[Start of RECORDS FOR PROCESSING]

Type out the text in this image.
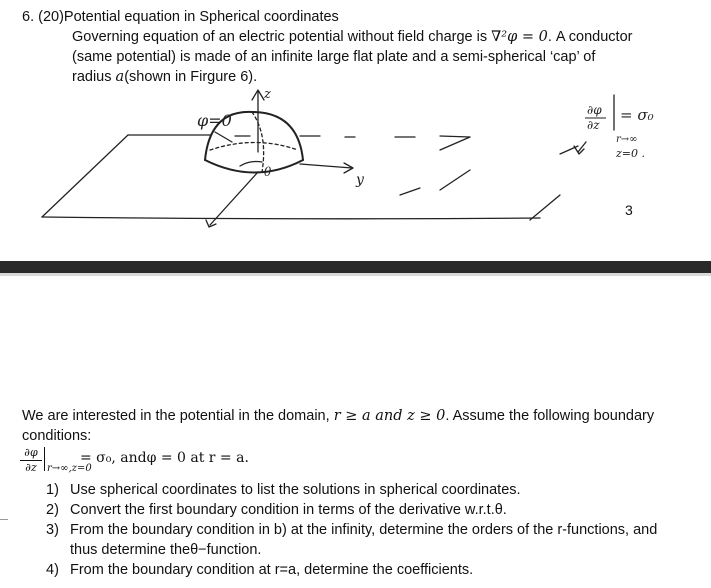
6. (20)Potential equation in Spherical coordinates
Governing equation of an electric potential without field charge is ∇²φ = 0. A conductor
(same potential) is made of an infinite large flat plate and a semi-spherical ‘cap’ of
radius a(shown in Firgure 6).
φ=0
z
y
θ
∂φ
∂z
= σ₀
r→∞
z=0 .
3
We are interested in the potential in the domain, r ≥ a and z ≥ 0. Assume the following boundary conditions:
$\frac{\partial\varphi}{\partial z} r\to\infty,z=0$
= σ₀, andφ = 0 at r = a.
1) Use spherical coordinates to list the solutions in spherical coordinates.
2) Convert the first boundary condition in terms of the derivative w.r.t.θ.
3) From the boundary condition in b) at the infinity, determine the orders of the r-functions, and thus determine theθ−function.
4) From the boundary condition at r=a, determine the coefficients.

[End of RECORDS FOR PROCESSING]

* WHAT YOU HAVE TO DO: Reproduce each record from above exactly; pictures do not belong in the copy.

* FULL RESPONSE:
Type out the text in this image.
6. (20)Potential equation in Spherical coordinates
Governing equation of an electric potential without field charge is ∇²φ = 0. A conductor
(same potential) is made of an infinite large flat plate and a semi-spherical ‘cap’ of
radius a(shown in Firgure 6).
φ=0
z
y
θ
∂φ
∂z
= σ₀
r→∞
z=0 .
3
We are interested in the potential in the domain, r ≥ a and z ≥ 0. Assume the following boundary conditions:
$\frac{\partial\varphi}{\partial z} r\to\infty,z=0$
= σ₀, andφ = 0 at r = a.
1) Use spherical coordinates to list the solutions in spherical coordinates.
2) Convert the first boundary condition in terms of the derivative w.r.t.θ.
3) From the boundary condition in b) at the infinity, determine the orders of the r-functions, and thus determine theθ−function.
4) From the boundary condition at r=a, determine the coefficients.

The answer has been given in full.